Task statement:
Images excluded, repeat each entry below exactly.

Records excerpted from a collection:

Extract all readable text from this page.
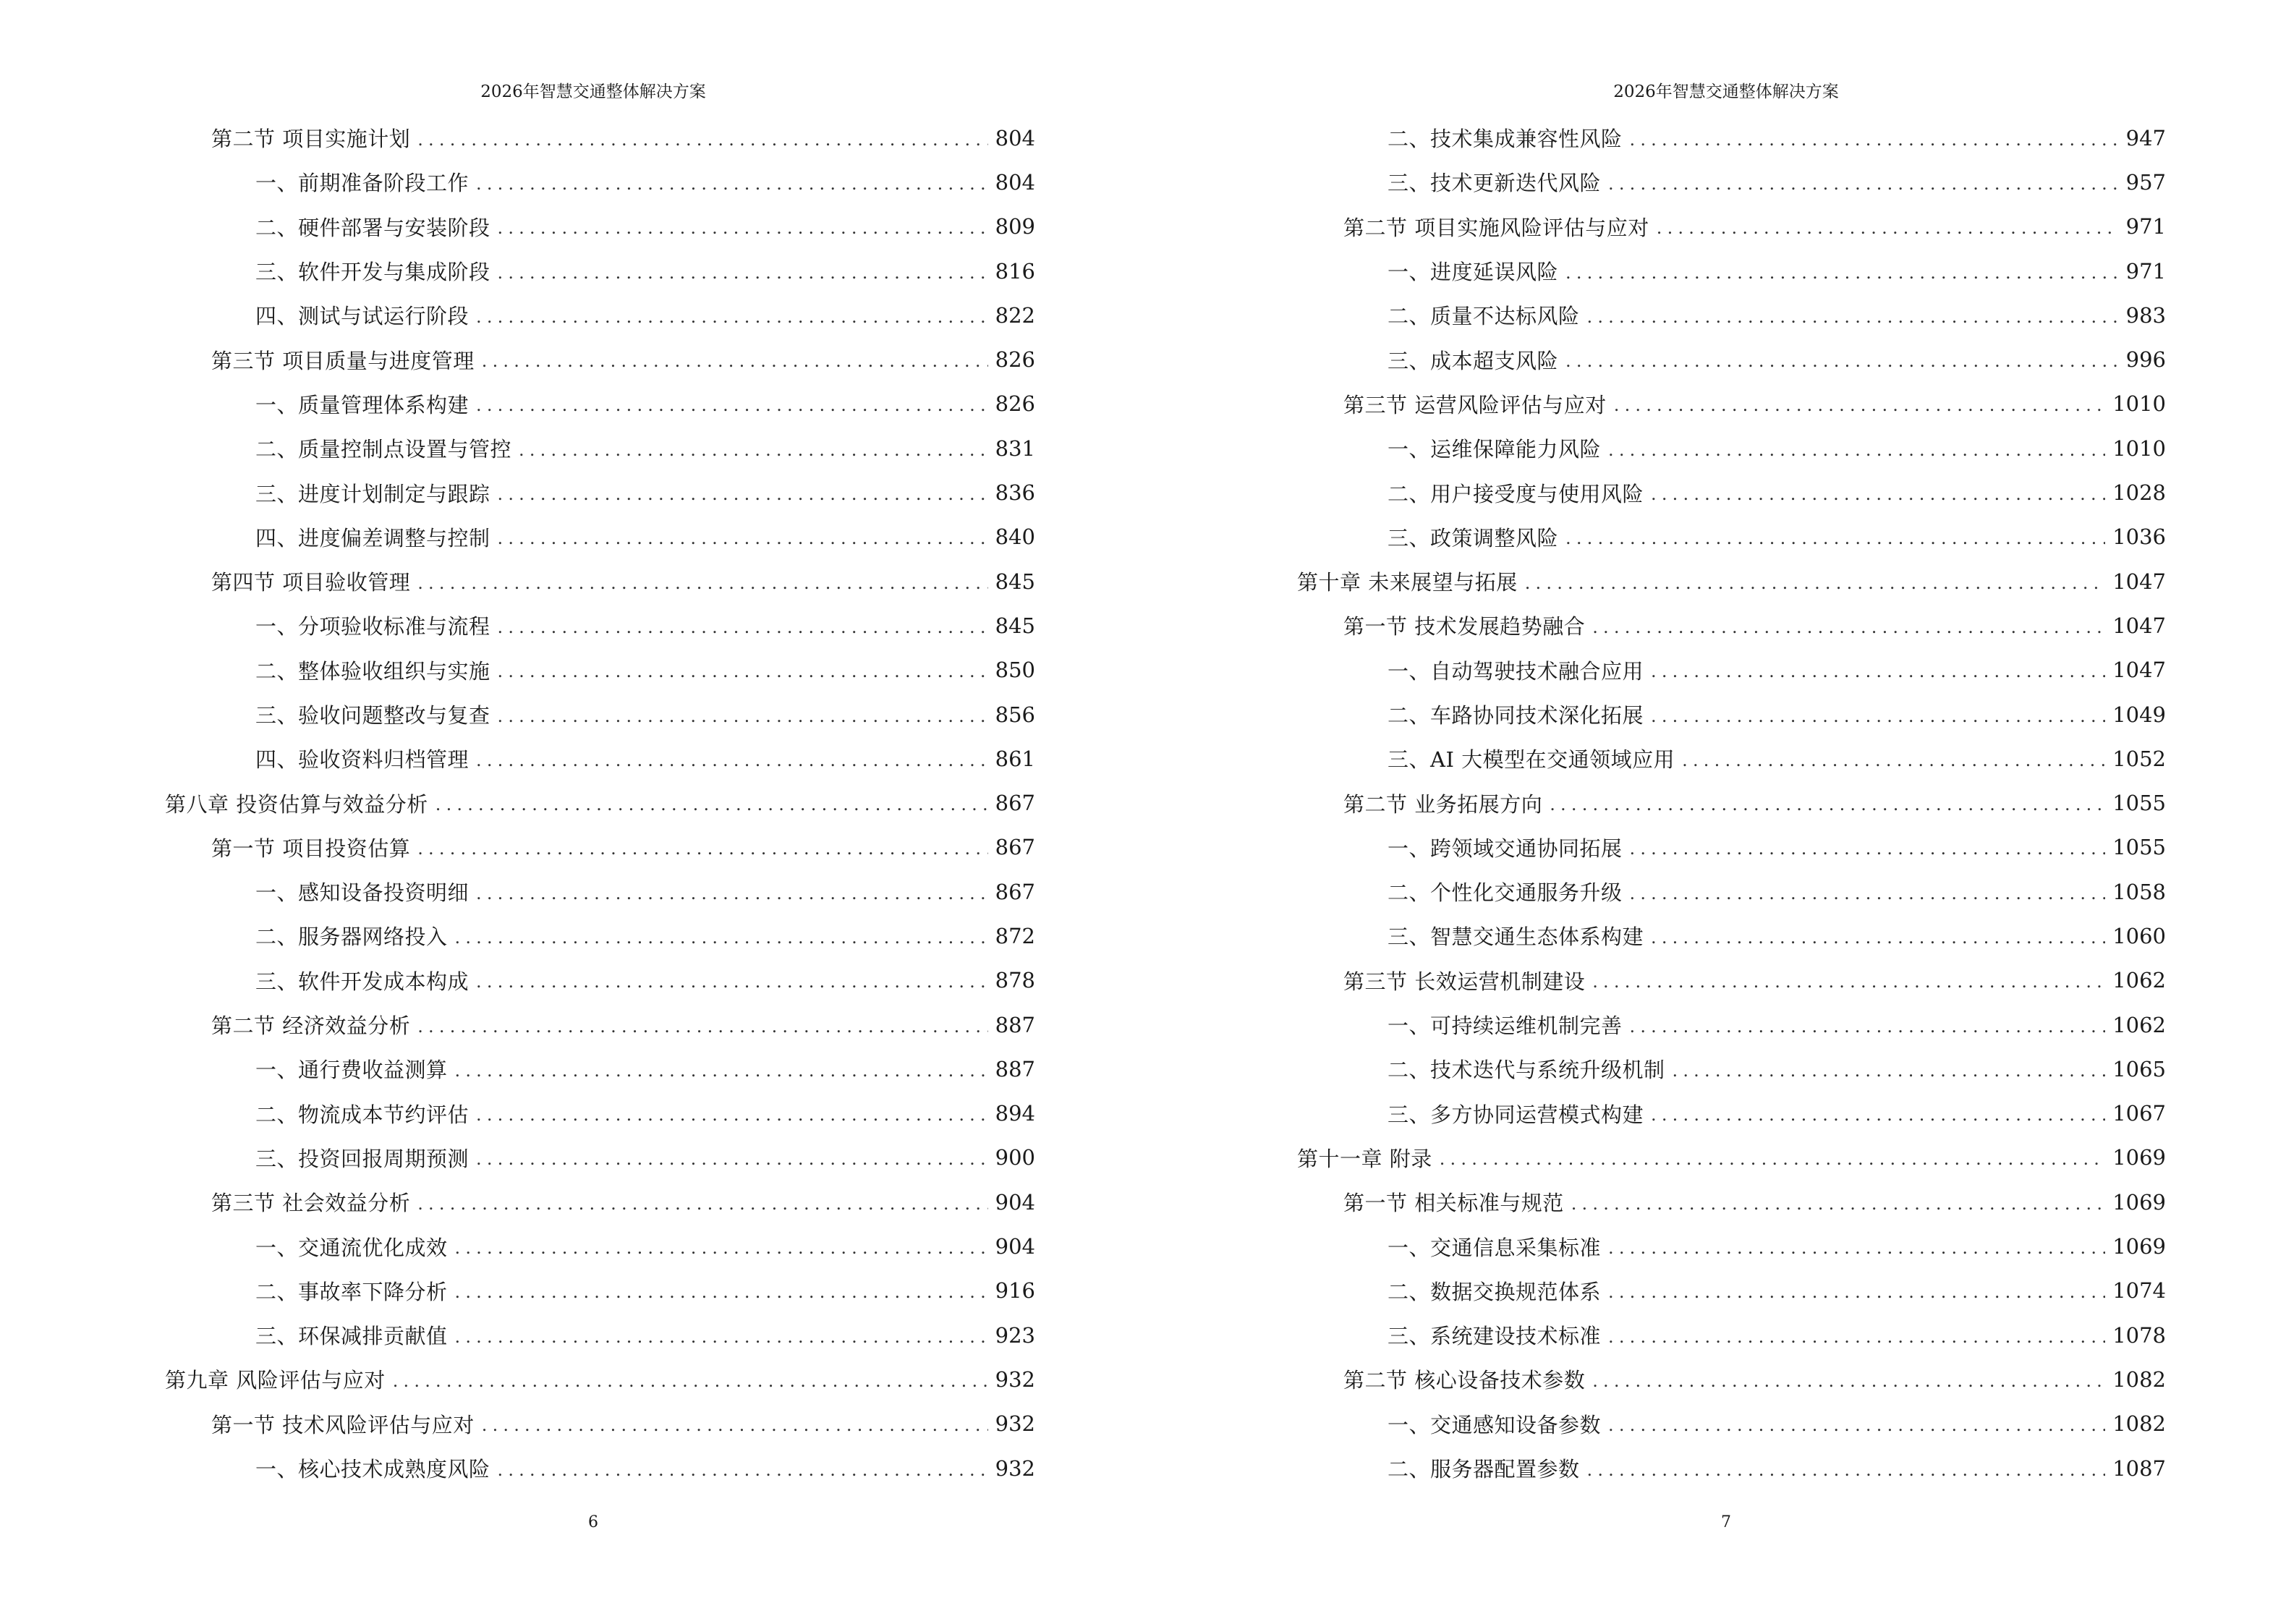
2026年智慧交通整体解决方案
第二节 项目实施计划 .....	804
一、前期准备阶段工作 .....	804
二、硬件部署与安装阶段 .....	809
三、软件开发与集成阶段 .....	816
四、测试与试运行阶段 .....	822
第三节 项目质量与进度管理 .....	826
一、质量管理体系构建 .....	826
二、质量控制点设置与管控 .....	831
三、进度计划制定与跟踪 .....	836
四、进度偏差调整与控制 .....	840
第四节 项目验收管理 .....	845
一、分项验收标准与流程 .....	845
二、整体验收组织与实施 .....	850
三、验收问题整改与复查 .....	856
四、验收资料归档管理 .....	861
第八章 投资估算与效益分析 .....	867
第一节 项目投资估算 .....	867
一、感知设备投资明细 .....	867
二、服务器网络投入 .....	872
三、软件开发成本构成 .....	878
第二节 经济效益分析 .....	887
一、通行费收益测算 .....	887
二、物流成本节约评估 .....	894
三、投资回报周期预测 .....	900
第三节 社会效益分析 .....	904
一、交通流优化成效 .....	904
二、事故率下降分析 .....	916
三、环保减排贡献值 .....	923
第九章 风险评估与应对 .....	932
第一节 技术风险评估与应对 .....	932
一、核心技术成熟度风险 .....	932
6
2026年智慧交通整体解决方案
二、技术集成兼容性风险 .....	947
三、技术更新迭代风险 .....	957
第二节 项目实施风险评估与应对 .....	971
一、进度延误风险 .....	971
二、质量不达标风险 .....	983
三、成本超支风险 .....	996
第三节 运营风险评估与应对 .....	1010
一、运维保障能力风险 .....	1010
二、用户接受度与使用风险 .....	1028
三、政策调整风险 .....	1036
第十章 未来展望与拓展 .....	1047
第一节 技术发展趋势融合 .....	1047
一、自动驾驶技术融合应用 .....	1047
二、车路协同技术深化拓展 .....	1049
三、AI 大模型在交通领域应用 .....	1052
第二节 业务拓展方向 .....	1055
一、跨领域交通协同拓展 .....	1055
二、个性化交通服务升级 .....	1058
三、智慧交通生态体系构建 .....	1060
第三节 长效运营机制建设 .....	1062
一、可持续运维机制完善 .....	1062
二、技术迭代与系统升级机制 .....	1065
三、多方协同运营模式构建 .....	1067
第十一章 附录 .....	1069
第一节 相关标准与规范 .....	1069
一、交通信息采集标准 .....	1069
二、数据交换规范体系 .....	1074
三、系统建设技术标准 .....	1078
第二节 核心设备技术参数 .....	1082
一、交通感知设备参数 .....	1082
二、服务器配置参数 .....	1087
7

Result below:
Extract all readable text from this page.
2026年智慧交通整体解决方案
第二节 项目实施计划 .....	804
一、前期准备阶段工作 .....	804
二、硬件部署与安装阶段 .....	809
三、软件开发与集成阶段 .....	816
四、测试与试运行阶段 .....	822
第三节 项目质量与进度管理 .....	826
一、质量管理体系构建 .....	826
二、质量控制点设置与管控 .....	831
三、进度计划制定与跟踪 .....	836
四、进度偏差调整与控制 .....	840
第四节 项目验收管理 .....	845
一、分项验收标准与流程 .....	845
二、整体验收组织与实施 .....	850
三、验收问题整改与复查 .....	856
四、验收资料归档管理 .....	861
第八章 投资估算与效益分析 .....	867
第一节 项目投资估算 .....	867
一、感知设备投资明细 .....	867
二、服务器网络投入 .....	872
三、软件开发成本构成 .....	878
第二节 经济效益分析 .....	887
一、通行费收益测算 .....	887
二、物流成本节约评估 .....	894
三、投资回报周期预测 .....	900
第三节 社会效益分析 .....	904
一、交通流优化成效 .....	904
二、事故率下降分析 .....	916
三、环保减排贡献值 .....	923
第九章 风险评估与应对 .....	932
第一节 技术风险评估与应对 .....	932
一、核心技术成熟度风险 .....	932
6
2026年智慧交通整体解决方案
二、技术集成兼容性风险 .....	947
三、技术更新迭代风险 .....	957
第二节 项目实施风险评估与应对 .....	971
一、进度延误风险 .....	971
二、质量不达标风险 .....	983
三、成本超支风险 .....	996
第三节 运营风险评估与应对 .....	1010
一、运维保障能力风险 .....	1010
二、用户接受度与使用风险 .....	1028
三、政策调整风险 .....	1036
第十章 未来展望与拓展 .....	1047
第一节 技术发展趋势融合 .....	1047
一、自动驾驶技术融合应用 .....	1047
二、车路协同技术深化拓展 .....	1049
三、AI 大模型在交通领域应用 .....	1052
第二节 业务拓展方向 .....	1055
一、跨领域交通协同拓展 .....	1055
二、个性化交通服务升级 .....	1058
三、智慧交通生态体系构建 .....	1060
第三节 长效运营机制建设 .....	1062
一、可持续运维机制完善 .....	1062
二、技术迭代与系统升级机制 .....	1065
三、多方协同运营模式构建 .....	1067
第十一章 附录 .....	1069
第一节 相关标准与规范 .....	1069
一、交通信息采集标准 .....	1069
二、数据交换规范体系 .....	1074
三、系统建设技术标准 .....	1078
第二节 核心设备技术参数 .....	1082
一、交通感知设备参数 .....	1082
二、服务器配置参数 .....	1087
7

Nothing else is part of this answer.